_INSTRUCTIONS FOR THE TASK_: Make an exact copy of the data below, leaving out every picture.

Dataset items
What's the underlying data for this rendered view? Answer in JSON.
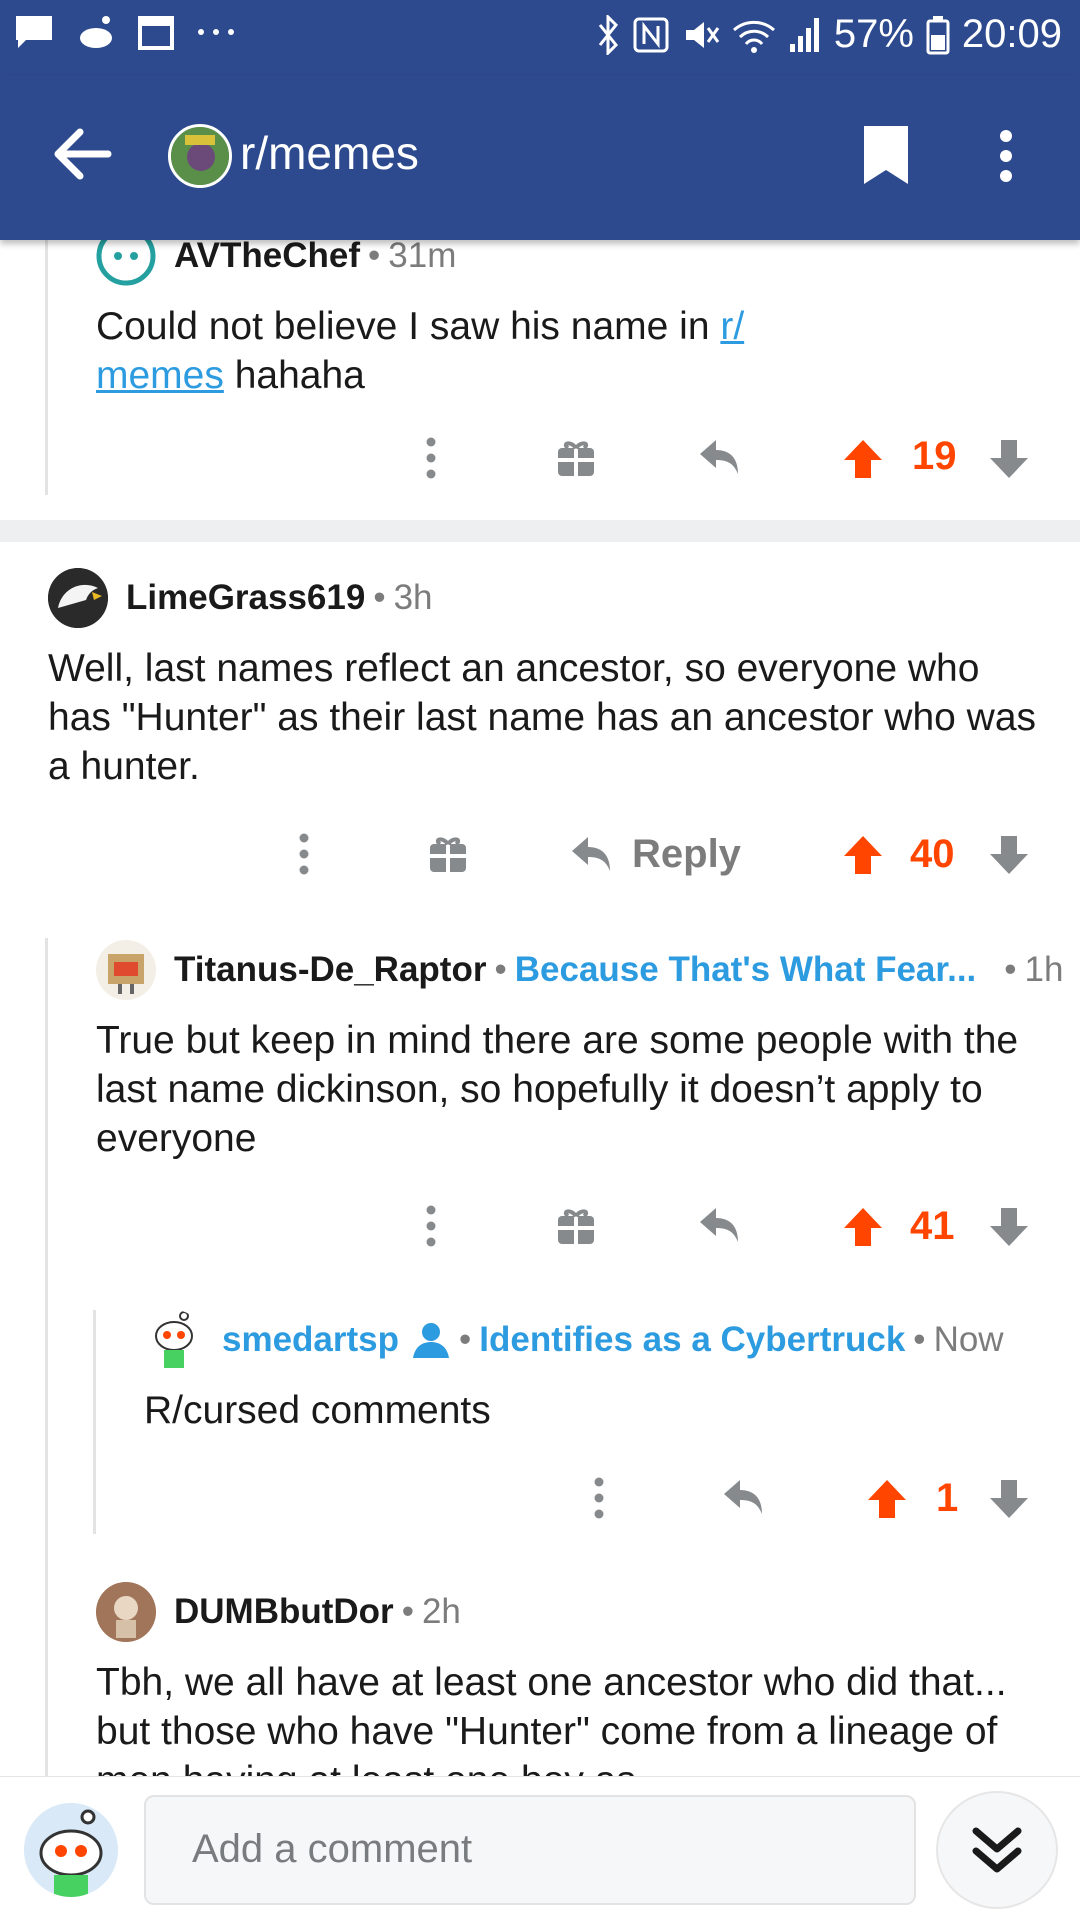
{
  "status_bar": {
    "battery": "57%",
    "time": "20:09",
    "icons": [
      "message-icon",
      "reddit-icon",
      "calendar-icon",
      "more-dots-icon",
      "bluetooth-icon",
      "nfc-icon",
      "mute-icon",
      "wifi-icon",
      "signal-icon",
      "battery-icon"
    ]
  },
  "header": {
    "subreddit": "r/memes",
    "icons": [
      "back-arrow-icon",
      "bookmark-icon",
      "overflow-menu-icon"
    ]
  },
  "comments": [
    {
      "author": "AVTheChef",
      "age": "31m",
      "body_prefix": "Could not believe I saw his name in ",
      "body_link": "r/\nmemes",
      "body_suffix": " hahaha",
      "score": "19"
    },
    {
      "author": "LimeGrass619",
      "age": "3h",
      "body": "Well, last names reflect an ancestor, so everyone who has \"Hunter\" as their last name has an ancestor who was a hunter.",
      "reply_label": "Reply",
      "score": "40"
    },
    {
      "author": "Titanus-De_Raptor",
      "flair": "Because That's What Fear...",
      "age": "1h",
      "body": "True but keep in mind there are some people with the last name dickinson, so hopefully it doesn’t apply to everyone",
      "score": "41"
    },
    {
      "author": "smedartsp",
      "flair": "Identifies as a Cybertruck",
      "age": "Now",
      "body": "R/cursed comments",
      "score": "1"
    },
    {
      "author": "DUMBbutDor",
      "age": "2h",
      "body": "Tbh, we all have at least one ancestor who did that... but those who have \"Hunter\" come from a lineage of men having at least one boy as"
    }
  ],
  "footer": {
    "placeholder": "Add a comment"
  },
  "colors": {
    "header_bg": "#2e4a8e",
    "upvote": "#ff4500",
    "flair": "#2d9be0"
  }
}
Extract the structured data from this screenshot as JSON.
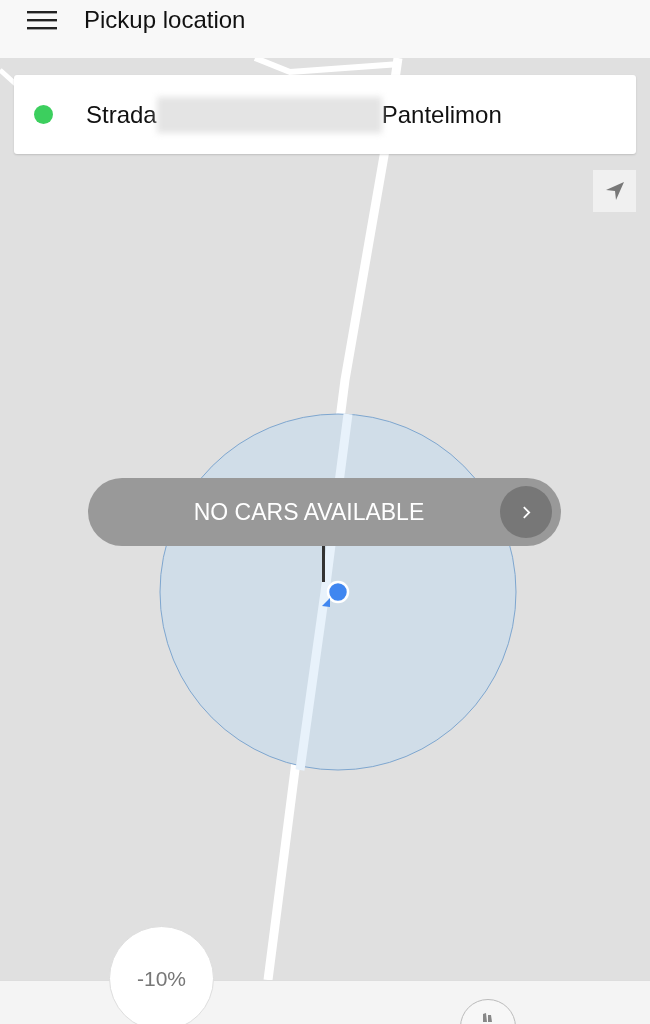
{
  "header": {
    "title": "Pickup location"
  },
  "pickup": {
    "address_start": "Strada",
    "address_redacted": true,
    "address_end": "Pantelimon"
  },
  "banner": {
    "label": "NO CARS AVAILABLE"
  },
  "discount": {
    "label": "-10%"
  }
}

_WRITTEN REPLY_:
What's the underlying data for this rendered view? Answer in JSON.
{
  "status_bar": {
    "battery": "57%",
    "time": "20:09",
    "icons": [
      "message-icon",
      "reddit-icon",
      "calendar-icon",
      "more-dots-icon",
      "bluetooth-icon",
      "nfc-icon",
      "mute-icon",
      "wifi-icon",
      "signal-icon",
      "battery-icon"
    ]
  },
  "header": {
    "subreddit": "r/memes",
    "icons": [
      "back-arrow-icon",
      "bookmark-icon",
      "overflow-menu-icon"
    ]
  },
  "comments": [
    {
      "author": "AVTheChef",
      "age": "31m",
      "body_prefix": "Could not believe I saw his name in ",
      "body_link": "r/\nmemes",
      "body_suffix": " hahaha",
      "score": "19"
    },
    {
      "author": "LimeGrass619",
      "age": "3h",
      "body": "Well, last names reflect an ancestor, so everyone who has \"Hunter\" as their last name has an ancestor who was a hunter.",
      "reply_label": "Reply",
      "score": "40"
    },
    {
      "author": "Titanus-De_Raptor",
      "flair": "Because That's What Fear...",
      "age": "1h",
      "body": "True but keep in mind there are some people with the last name dickinson, so hopefully it doesn’t apply to everyone",
      "score": "41"
    },
    {
      "author": "smedartsp",
      "flair": "Identifies as a Cybertruck",
      "age": "Now",
      "body": "R/cursed comments",
      "score": "1"
    },
    {
      "author": "DUMBbutDor",
      "age": "2h",
      "body": "Tbh, we all have at least one ancestor who did that... but those who have \"Hunter\" come from a lineage of men having at least one boy as"
    }
  ],
  "footer": {
    "placeholder": "Add a comment"
  },
  "colors": {
    "header_bg": "#2e4a8e",
    "upvote": "#ff4500",
    "flair": "#2d9be0"
  }
}
Extract the structured data from this screenshot as JSON.
{
  "header": {
    "title": "Pickup location"
  },
  "pickup": {
    "address_start": "Strada",
    "address_redacted": true,
    "address_end": "Pantelimon"
  },
  "banner": {
    "label": "NO CARS AVAILABLE"
  },
  "discount": {
    "label": "-10%"
  }
}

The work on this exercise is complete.